__SHORT PROBLEM__.
Narrow the data below down to the lines containing "Витамины".
----
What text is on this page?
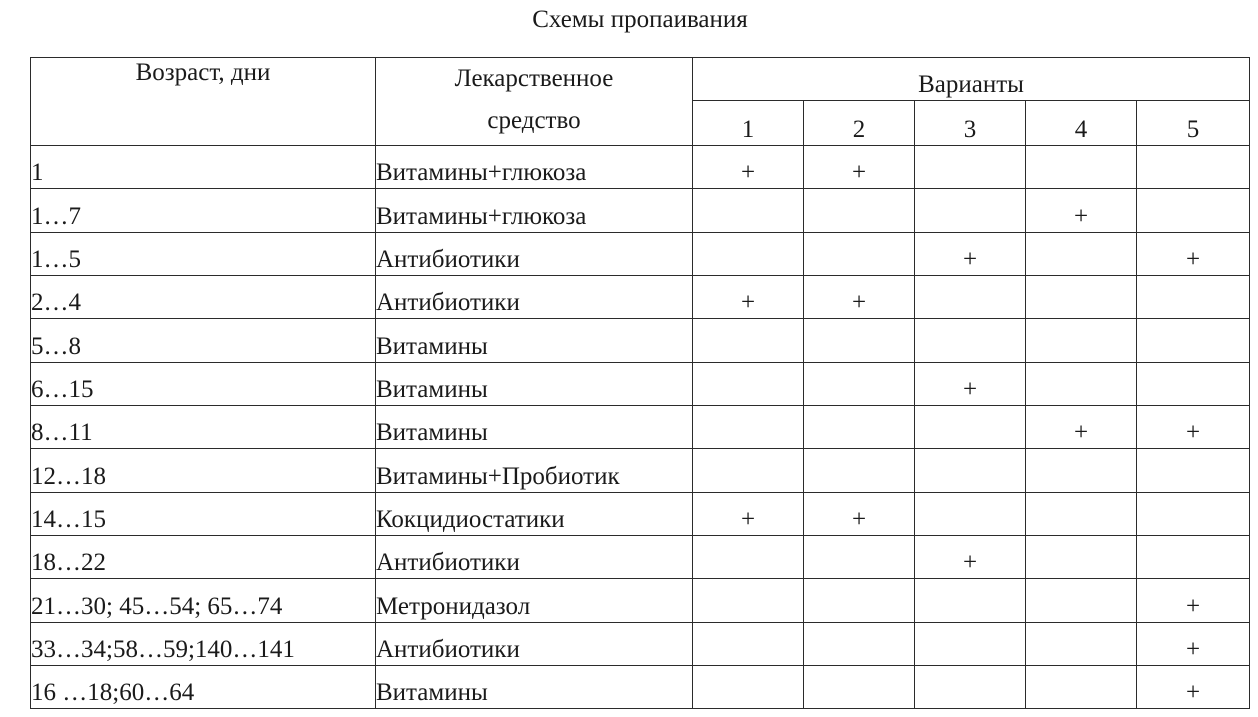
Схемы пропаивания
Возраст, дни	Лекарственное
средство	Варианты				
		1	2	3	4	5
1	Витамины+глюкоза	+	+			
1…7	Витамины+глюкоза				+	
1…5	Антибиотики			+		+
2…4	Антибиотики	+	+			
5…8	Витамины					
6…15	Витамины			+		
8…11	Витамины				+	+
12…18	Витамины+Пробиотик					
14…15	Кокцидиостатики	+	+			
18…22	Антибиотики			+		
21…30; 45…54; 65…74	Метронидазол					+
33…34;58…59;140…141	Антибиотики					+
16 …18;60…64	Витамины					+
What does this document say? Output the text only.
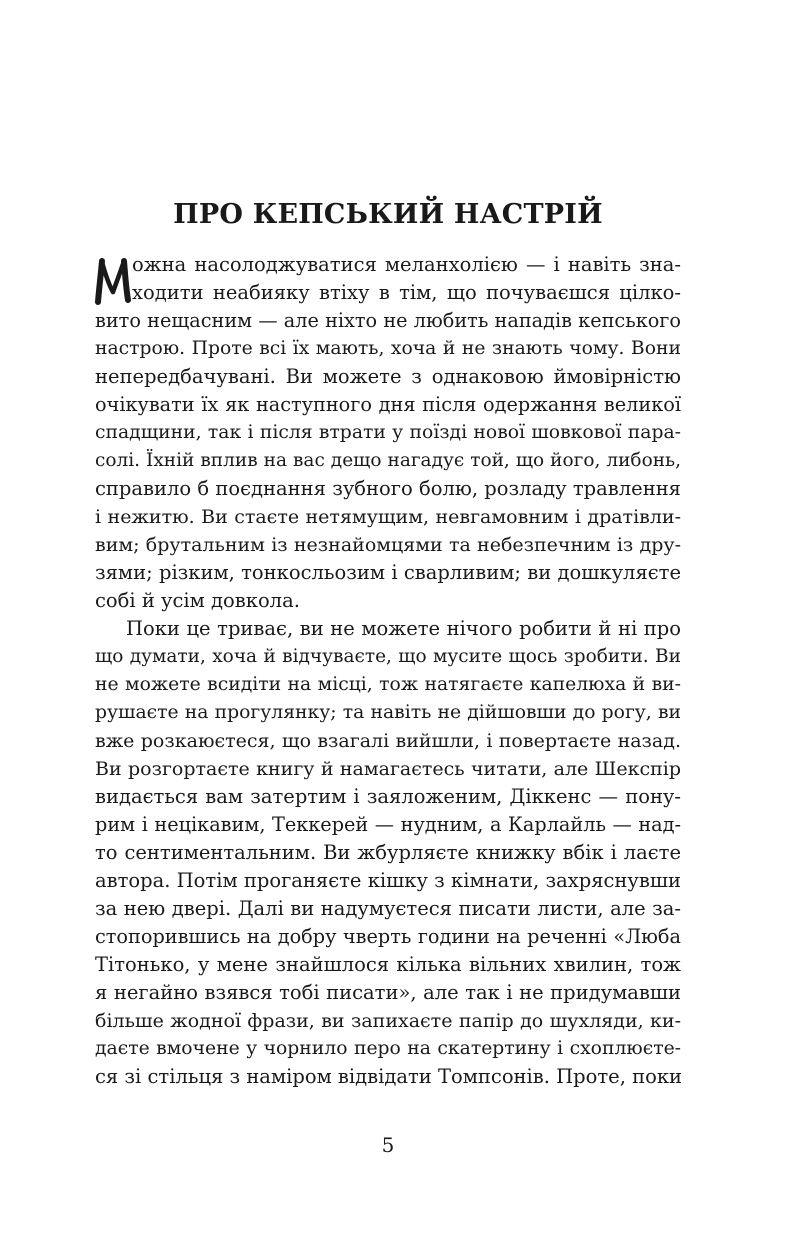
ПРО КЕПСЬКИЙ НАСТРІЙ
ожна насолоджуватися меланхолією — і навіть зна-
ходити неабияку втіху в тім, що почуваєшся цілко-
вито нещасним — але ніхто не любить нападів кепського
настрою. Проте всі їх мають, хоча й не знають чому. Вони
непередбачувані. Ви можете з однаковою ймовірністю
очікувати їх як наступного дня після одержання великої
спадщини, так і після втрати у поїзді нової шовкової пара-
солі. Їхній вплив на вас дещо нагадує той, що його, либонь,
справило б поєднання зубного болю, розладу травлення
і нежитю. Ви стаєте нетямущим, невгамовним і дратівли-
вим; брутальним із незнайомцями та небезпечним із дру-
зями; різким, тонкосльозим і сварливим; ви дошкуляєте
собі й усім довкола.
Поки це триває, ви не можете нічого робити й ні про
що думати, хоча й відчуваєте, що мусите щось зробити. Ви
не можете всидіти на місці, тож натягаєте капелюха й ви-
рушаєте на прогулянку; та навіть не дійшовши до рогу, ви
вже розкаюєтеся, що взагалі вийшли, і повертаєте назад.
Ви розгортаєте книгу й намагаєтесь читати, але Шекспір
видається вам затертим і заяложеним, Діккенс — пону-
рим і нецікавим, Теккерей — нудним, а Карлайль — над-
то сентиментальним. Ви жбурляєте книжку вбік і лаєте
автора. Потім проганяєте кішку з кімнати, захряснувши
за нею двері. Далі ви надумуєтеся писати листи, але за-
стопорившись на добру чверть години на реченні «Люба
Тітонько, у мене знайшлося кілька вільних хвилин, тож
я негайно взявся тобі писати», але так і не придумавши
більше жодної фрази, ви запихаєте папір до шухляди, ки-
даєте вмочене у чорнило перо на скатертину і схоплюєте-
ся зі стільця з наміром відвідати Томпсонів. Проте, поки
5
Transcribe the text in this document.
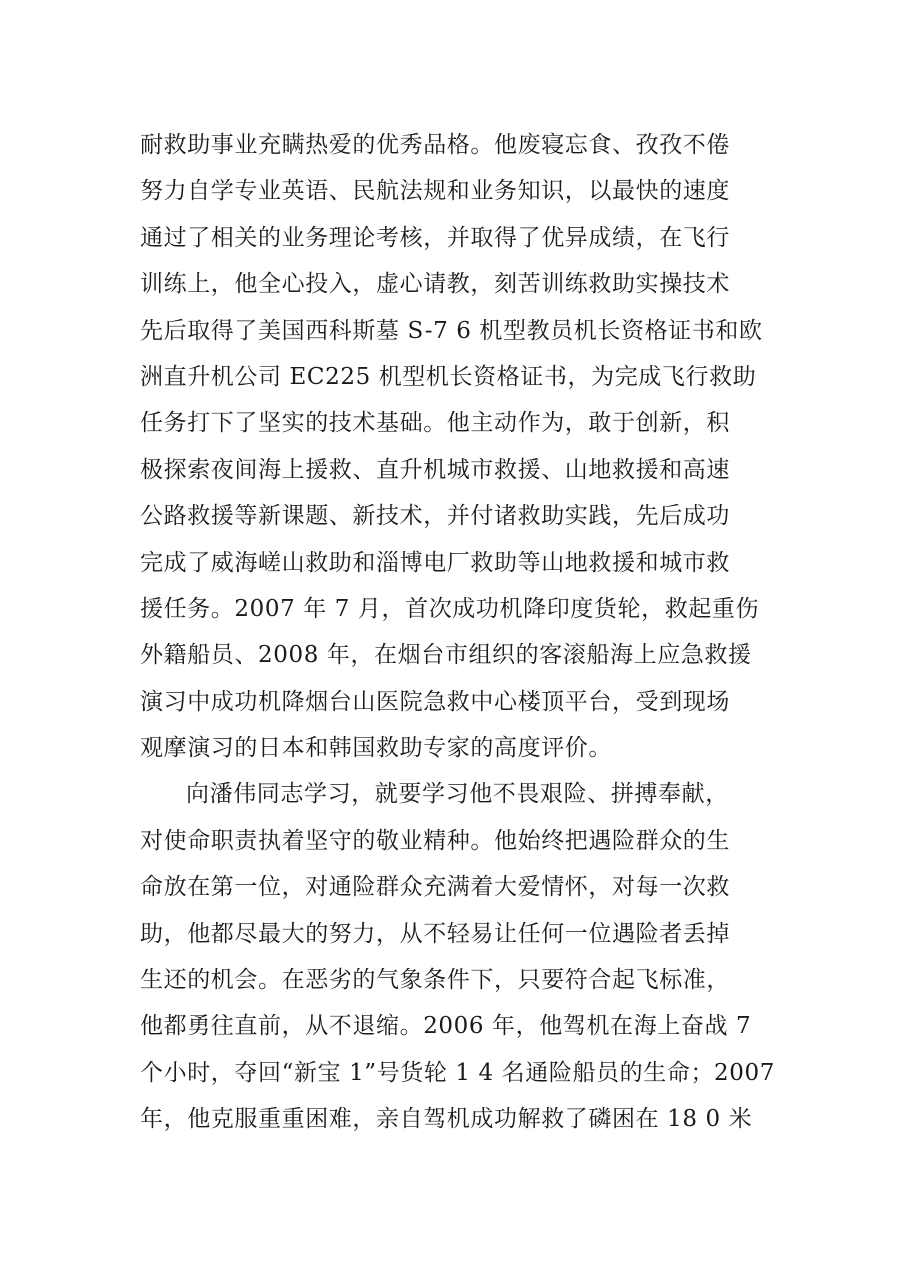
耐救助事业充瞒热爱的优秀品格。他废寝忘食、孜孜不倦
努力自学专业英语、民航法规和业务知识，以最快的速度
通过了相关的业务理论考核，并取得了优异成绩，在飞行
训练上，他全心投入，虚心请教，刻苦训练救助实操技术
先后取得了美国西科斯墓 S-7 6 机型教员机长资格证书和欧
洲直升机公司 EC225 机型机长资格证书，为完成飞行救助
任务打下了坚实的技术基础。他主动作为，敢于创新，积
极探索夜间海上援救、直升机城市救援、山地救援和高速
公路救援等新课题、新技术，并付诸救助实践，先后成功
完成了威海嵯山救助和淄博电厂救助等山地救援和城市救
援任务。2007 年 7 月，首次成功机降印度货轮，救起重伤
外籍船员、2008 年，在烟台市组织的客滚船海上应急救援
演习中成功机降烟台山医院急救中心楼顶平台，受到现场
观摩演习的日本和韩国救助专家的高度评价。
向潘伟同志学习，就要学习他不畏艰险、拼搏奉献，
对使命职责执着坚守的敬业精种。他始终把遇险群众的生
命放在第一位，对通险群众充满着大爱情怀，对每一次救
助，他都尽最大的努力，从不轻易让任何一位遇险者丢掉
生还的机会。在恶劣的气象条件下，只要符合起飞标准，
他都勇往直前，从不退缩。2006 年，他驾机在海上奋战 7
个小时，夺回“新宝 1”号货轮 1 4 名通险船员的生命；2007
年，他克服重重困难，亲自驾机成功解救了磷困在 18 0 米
----
__TASK SOLUTION__.
1	Витамины+глюкоза	+	+			
1…7	Витамины+глюкоза				+	
5…8	Витамины					
6…15	Витамины			+		
8…11	Витамины				+	+
12…18	Витамины+Пробиотик					
16 …18;60…64	Витамины					+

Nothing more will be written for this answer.